### PROMPT
Every entry below must appear again, exactly as written.

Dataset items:

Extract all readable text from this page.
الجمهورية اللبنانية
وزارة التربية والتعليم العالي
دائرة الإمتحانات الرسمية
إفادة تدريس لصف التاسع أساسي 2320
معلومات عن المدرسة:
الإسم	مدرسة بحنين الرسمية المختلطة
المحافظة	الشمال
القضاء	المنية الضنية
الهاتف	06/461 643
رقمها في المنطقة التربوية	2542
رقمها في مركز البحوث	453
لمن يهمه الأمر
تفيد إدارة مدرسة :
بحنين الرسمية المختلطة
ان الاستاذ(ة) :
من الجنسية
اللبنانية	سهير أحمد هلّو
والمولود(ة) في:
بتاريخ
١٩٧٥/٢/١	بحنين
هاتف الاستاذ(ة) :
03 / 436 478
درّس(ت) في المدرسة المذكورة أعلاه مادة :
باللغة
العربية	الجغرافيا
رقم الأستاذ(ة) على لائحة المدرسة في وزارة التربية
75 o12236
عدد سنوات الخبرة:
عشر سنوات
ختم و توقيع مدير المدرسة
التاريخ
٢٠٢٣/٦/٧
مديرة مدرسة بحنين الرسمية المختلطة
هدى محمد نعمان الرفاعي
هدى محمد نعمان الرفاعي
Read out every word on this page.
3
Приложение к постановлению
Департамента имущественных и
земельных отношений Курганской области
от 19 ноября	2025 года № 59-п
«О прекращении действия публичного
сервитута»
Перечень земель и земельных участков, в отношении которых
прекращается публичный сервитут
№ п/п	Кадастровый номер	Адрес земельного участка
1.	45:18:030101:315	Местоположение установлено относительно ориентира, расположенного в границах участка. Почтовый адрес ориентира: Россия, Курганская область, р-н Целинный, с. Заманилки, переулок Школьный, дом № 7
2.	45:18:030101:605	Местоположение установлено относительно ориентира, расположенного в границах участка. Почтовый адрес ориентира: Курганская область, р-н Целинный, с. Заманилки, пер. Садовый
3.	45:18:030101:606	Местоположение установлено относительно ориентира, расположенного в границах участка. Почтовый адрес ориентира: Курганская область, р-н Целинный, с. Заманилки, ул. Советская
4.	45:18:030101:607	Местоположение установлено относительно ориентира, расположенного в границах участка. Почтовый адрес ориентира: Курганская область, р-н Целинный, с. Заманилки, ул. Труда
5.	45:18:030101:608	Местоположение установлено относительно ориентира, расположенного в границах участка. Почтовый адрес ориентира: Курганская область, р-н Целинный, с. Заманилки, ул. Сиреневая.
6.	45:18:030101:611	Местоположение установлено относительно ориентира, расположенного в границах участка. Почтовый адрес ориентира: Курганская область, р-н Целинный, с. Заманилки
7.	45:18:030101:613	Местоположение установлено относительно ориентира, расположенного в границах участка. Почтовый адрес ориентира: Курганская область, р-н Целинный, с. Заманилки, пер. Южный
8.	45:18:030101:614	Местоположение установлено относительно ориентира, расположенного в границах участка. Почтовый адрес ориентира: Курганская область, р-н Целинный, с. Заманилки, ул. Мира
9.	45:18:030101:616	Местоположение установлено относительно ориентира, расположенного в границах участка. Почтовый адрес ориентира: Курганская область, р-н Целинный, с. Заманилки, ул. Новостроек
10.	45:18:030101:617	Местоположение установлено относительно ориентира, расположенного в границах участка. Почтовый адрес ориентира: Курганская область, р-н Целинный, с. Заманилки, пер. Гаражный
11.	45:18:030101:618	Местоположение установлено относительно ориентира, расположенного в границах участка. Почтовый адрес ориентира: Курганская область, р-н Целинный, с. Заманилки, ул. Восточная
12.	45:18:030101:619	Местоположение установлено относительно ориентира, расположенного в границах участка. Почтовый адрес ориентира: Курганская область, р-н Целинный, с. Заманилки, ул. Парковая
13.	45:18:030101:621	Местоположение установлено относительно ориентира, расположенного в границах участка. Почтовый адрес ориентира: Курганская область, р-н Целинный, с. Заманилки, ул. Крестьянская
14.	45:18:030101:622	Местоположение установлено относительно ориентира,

### FULL RESPONSE
Extract all readable text from this page.
الجمهورية اللبنانية
وزارة التربية والتعليم العالي
دائرة الإمتحانات الرسمية
إفادة تدريس لصف التاسع أساسي 2320
معلومات عن المدرسة:
الإسم	مدرسة بحنين الرسمية المختلطة
المحافظة	الشمال
القضاء	المنية الضنية
الهاتف	06/461 643
رقمها في المنطقة التربوية	2542
رقمها في مركز البحوث	453
لمن يهمه الأمر
تفيد إدارة مدرسة :
بحنين الرسمية المختلطة
ان الاستاذ(ة) :
من الجنسية
اللبنانية	سهير أحمد هلّو
والمولود(ة) في:
بتاريخ
١٩٧٥/٢/١	بحنين
هاتف الاستاذ(ة) :
03 / 436 478
درّس(ت) في المدرسة المذكورة أعلاه مادة :
باللغة
العربية	الجغرافيا
رقم الأستاذ(ة) على لائحة المدرسة في وزارة التربية
75 o12236
عدد سنوات الخبرة:
عشر سنوات
ختم و توقيع مدير المدرسة
التاريخ
٢٠٢٣/٦/٧
مديرة مدرسة بحنين الرسمية المختلطة
هدى محمد نعمان الرفاعي
هدى محمد نعمان الرفاعي
Read out every word on this page.
3
Приложение к постановлению
Департамента имущественных и
земельных отношений Курганской области
от 19 ноября	2025 года № 59-п
«О прекращении действия публичного
сервитута»
Перечень земель и земельных участков, в отношении которых
прекращается публичный сервитут
№ п/п	Кадастровый номер	Адрес земельного участка
1.	45:18:030101:315	Местоположение установлено относительно ориентира, расположенного в границах участка. Почтовый адрес ориентира: Россия, Курганская область, р-н Целинный, с. Заманилки, переулок Школьный, дом № 7
2.	45:18:030101:605	Местоположение установлено относительно ориентира, расположенного в границах участка. Почтовый адрес ориентира: Курганская область, р-н Целинный, с. Заманилки, пер. Садовый
3.	45:18:030101:606	Местоположение установлено относительно ориентира, расположенного в границах участка. Почтовый адрес ориентира: Курганская область, р-н Целинный, с. Заманилки, ул. Советская
4.	45:18:030101:607	Местоположение установлено относительно ориентира, расположенного в границах участка. Почтовый адрес ориентира: Курганская область, р-н Целинный, с. Заманилки, ул. Труда
5.	45:18:030101:608	Местоположение установлено относительно ориентира, расположенного в границах участка. Почтовый адрес ориентира: Курганская область, р-н Целинный, с. Заманилки, ул. Сиреневая.
6.	45:18:030101:611	Местоположение установлено относительно ориентира, расположенного в границах участка. Почтовый адрес ориентира: Курганская область, р-н Целинный, с. Заманилки
7.	45:18:030101:613	Местоположение установлено относительно ориентира, расположенного в границах участка. Почтовый адрес ориентира: Курганская область, р-н Целинный, с. Заманилки, пер. Южный
8.	45:18:030101:614	Местоположение установлено относительно ориентира, расположенного в границах участка. Почтовый адрес ориентира: Курганская область, р-н Целинный, с. Заманилки, ул. Мира
9.	45:18:030101:616	Местоположение установлено относительно ориентира, расположенного в границах участка. Почтовый адрес ориентира: Курганская область, р-н Целинный, с. Заманилки, ул. Новостроек
10.	45:18:030101:617	Местоположение установлено относительно ориентира, расположенного в границах участка. Почтовый адрес ориентира: Курганская область, р-н Целинный, с. Заманилки, пер. Гаражный
11.	45:18:030101:618	Местоположение установлено относительно ориентира, расположенного в границах участка. Почтовый адрес ориентира: Курганская область, р-н Целинный, с. Заманилки, ул. Восточная
12.	45:18:030101:619	Местоположение установлено относительно ориентира, расположенного в границах участка. Почтовый адрес ориентира: Курганская область, р-н Целинный, с. Заманилки, ул. Парковая
13.	45:18:030101:621	Местоположение установлено относительно ориентира, расположенного в границах участка. Почтовый адрес ориентира: Курганская область, р-н Целинный, с. Заманилки, ул. Крестьянская
14.	45:18:030101:622	Местоположение установлено относительно ориентира,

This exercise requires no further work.